Saved entries
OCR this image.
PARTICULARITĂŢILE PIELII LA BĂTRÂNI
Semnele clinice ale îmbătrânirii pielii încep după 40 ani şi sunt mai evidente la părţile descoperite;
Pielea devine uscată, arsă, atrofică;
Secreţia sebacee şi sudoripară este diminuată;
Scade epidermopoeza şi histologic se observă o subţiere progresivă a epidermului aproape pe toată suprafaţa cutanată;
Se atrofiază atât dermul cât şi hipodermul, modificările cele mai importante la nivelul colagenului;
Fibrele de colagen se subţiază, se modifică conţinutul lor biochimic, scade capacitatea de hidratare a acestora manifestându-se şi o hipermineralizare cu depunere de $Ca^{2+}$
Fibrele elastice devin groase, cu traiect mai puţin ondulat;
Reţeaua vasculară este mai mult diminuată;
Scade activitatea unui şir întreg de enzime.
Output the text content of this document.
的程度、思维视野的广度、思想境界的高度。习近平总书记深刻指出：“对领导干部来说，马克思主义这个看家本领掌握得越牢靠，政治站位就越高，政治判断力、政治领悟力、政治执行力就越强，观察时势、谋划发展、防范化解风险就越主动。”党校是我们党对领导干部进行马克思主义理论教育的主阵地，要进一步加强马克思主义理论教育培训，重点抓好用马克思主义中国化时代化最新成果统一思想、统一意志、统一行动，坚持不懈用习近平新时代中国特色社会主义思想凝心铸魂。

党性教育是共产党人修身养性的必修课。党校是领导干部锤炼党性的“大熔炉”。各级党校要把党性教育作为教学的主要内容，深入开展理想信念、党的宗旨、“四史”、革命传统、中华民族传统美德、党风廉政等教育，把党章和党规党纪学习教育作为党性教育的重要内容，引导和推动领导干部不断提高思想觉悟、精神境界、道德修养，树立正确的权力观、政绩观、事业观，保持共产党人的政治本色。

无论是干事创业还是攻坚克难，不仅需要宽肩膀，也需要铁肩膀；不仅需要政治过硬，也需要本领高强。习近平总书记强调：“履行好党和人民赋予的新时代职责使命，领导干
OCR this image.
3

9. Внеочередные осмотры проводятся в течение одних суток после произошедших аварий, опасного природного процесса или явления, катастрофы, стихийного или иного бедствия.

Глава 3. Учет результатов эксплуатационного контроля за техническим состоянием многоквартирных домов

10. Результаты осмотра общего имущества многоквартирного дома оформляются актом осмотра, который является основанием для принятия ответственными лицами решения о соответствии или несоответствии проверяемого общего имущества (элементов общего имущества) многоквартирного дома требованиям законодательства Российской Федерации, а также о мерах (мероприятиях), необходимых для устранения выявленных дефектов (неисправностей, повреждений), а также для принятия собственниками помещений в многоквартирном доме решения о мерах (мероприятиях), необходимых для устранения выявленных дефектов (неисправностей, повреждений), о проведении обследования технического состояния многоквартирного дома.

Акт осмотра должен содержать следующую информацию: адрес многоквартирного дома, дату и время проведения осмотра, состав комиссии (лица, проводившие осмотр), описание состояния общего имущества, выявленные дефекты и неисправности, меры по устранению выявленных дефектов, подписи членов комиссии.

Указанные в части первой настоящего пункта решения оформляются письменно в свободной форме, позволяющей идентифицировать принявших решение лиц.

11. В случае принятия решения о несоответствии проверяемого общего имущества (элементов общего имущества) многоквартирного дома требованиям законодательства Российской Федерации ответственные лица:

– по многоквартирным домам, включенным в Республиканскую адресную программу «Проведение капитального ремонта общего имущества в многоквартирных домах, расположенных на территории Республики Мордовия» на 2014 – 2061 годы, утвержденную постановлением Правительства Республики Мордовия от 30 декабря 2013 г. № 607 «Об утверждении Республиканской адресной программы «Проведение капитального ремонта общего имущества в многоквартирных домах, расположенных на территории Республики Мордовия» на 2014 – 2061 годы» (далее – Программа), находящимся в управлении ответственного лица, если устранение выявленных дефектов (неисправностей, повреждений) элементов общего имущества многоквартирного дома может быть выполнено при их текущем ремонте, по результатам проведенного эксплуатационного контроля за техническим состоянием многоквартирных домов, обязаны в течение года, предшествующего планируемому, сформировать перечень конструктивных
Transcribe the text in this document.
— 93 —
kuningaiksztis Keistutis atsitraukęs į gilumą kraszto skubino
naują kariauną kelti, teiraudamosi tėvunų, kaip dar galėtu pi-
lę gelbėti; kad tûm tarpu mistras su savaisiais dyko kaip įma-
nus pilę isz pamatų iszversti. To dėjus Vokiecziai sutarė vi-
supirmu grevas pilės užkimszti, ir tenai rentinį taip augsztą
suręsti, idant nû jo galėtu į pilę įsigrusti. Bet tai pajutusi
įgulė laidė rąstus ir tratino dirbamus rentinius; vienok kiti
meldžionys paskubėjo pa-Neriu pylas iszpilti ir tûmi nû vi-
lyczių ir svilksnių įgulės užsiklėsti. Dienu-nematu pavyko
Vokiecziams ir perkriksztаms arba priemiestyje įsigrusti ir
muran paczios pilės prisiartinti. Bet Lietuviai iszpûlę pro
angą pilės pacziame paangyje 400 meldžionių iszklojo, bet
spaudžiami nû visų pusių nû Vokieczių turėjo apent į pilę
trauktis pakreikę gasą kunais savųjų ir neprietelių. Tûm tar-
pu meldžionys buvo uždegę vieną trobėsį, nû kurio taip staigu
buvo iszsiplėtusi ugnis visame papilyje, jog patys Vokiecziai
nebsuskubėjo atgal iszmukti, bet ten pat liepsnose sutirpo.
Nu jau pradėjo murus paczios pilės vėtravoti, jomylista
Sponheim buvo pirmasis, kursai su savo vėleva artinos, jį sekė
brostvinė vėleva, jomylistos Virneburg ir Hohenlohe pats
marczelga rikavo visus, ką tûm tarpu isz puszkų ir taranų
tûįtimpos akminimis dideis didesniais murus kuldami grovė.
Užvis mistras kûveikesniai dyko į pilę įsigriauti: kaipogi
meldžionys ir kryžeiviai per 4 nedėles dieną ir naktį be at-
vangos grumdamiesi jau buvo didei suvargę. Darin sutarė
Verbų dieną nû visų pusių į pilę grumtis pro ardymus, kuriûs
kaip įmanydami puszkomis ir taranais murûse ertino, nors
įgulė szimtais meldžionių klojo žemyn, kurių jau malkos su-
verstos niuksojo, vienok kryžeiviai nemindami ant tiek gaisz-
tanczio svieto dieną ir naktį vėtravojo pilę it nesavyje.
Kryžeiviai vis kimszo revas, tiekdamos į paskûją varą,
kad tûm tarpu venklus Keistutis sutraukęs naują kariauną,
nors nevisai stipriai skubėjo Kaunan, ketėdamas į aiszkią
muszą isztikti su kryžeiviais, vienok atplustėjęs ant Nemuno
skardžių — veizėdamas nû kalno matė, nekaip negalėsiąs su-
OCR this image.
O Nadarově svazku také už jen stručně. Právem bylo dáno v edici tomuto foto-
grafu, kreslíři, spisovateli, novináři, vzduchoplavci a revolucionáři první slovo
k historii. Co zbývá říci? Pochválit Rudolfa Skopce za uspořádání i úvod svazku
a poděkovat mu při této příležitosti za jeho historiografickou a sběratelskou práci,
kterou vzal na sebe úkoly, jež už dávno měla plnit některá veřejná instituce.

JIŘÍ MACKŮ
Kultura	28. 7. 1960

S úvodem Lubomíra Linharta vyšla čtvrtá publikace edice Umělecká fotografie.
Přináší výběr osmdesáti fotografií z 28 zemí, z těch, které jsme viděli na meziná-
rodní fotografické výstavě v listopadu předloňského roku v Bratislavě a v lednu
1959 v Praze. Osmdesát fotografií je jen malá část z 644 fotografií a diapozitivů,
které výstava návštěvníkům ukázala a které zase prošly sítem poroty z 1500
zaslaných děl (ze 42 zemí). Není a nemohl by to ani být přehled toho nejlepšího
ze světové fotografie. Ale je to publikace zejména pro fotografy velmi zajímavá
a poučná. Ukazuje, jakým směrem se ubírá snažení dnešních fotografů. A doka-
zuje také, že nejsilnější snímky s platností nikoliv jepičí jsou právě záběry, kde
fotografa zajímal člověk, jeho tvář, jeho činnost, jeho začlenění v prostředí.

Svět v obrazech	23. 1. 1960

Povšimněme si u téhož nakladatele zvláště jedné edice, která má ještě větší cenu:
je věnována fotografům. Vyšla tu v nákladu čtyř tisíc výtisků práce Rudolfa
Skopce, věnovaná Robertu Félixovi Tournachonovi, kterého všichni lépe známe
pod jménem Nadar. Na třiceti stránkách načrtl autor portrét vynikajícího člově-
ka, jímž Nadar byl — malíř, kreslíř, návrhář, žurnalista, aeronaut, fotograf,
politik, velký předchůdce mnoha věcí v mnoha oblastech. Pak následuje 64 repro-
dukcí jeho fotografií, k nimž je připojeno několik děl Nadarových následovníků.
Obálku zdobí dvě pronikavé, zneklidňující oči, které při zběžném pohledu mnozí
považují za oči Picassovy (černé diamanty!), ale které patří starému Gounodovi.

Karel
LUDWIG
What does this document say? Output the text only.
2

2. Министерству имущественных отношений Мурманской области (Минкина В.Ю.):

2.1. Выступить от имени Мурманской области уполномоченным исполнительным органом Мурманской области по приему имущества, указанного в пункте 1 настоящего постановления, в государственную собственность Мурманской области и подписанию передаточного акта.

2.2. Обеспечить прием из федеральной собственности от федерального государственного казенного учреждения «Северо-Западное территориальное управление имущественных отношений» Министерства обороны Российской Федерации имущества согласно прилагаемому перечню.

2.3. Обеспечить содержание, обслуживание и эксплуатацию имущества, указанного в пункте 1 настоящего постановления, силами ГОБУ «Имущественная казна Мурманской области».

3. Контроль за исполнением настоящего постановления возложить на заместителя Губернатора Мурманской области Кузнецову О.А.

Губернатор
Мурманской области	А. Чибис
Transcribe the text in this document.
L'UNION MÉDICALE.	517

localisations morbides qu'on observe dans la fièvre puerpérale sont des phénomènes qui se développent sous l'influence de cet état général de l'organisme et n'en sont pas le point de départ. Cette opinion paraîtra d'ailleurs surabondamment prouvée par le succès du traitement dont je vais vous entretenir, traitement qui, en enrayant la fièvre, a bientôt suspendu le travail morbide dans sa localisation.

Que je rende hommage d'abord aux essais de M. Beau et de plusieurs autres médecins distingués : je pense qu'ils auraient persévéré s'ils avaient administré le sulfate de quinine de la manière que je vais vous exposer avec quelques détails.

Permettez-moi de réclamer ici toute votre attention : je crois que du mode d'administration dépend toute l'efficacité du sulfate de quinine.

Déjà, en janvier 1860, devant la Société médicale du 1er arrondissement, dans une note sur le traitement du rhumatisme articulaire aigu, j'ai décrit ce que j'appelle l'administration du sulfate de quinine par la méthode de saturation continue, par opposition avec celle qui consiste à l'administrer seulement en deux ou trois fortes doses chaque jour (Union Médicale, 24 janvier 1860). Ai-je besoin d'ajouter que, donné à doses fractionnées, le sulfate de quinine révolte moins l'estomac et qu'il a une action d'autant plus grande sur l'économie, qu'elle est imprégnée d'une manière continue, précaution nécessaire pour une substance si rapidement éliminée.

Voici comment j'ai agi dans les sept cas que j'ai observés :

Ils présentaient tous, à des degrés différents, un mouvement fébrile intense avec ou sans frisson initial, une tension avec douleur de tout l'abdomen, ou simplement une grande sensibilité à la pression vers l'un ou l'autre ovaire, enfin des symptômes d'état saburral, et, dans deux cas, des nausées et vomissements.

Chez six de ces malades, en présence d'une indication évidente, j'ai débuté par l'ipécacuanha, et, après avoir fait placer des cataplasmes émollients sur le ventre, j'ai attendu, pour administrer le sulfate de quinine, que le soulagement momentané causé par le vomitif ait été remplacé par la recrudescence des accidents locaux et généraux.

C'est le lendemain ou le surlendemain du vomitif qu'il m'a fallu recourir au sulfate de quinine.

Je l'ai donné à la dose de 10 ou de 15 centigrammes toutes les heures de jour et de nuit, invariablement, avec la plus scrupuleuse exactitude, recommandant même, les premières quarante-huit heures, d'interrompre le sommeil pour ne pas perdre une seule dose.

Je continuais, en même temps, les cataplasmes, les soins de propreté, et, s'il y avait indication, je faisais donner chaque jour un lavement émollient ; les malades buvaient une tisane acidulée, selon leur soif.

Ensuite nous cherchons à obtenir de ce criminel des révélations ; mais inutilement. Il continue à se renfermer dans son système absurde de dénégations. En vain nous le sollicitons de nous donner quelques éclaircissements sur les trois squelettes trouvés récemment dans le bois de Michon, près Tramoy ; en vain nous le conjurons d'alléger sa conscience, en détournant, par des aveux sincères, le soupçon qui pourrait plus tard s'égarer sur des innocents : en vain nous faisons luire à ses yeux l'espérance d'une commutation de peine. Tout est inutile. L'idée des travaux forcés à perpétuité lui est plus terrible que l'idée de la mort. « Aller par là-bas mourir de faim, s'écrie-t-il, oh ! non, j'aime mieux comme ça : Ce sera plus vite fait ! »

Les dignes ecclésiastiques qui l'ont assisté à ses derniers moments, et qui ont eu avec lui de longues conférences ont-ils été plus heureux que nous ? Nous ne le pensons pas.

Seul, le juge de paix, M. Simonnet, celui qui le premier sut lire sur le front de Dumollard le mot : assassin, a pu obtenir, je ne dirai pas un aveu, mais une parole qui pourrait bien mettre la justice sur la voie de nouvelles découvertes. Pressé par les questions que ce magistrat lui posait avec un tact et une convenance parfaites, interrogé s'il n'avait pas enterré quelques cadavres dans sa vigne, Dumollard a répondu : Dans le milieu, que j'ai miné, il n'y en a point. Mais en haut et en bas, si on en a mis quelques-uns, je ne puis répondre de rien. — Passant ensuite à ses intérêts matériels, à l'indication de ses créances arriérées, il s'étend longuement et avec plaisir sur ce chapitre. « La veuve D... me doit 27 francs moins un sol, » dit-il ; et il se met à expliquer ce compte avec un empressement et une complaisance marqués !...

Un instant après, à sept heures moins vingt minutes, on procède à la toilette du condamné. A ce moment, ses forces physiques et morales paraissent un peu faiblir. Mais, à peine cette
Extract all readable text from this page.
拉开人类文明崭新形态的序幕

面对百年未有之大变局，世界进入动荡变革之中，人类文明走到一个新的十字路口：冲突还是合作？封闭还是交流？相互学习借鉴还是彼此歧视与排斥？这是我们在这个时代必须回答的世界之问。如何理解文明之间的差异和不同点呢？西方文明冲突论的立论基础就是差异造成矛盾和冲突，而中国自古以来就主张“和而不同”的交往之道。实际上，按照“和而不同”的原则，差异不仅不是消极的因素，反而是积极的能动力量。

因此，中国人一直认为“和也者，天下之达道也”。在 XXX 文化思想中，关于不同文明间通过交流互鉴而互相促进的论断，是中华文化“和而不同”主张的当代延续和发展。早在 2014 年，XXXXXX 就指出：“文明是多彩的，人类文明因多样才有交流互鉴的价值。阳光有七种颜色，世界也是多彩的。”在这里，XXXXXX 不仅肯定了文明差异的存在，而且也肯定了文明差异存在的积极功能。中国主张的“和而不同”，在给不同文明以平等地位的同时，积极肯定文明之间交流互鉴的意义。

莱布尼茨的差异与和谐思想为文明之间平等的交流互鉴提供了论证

To do
In how many lines of the data does the string "указанного" appear? Give only the number.

Right answer
2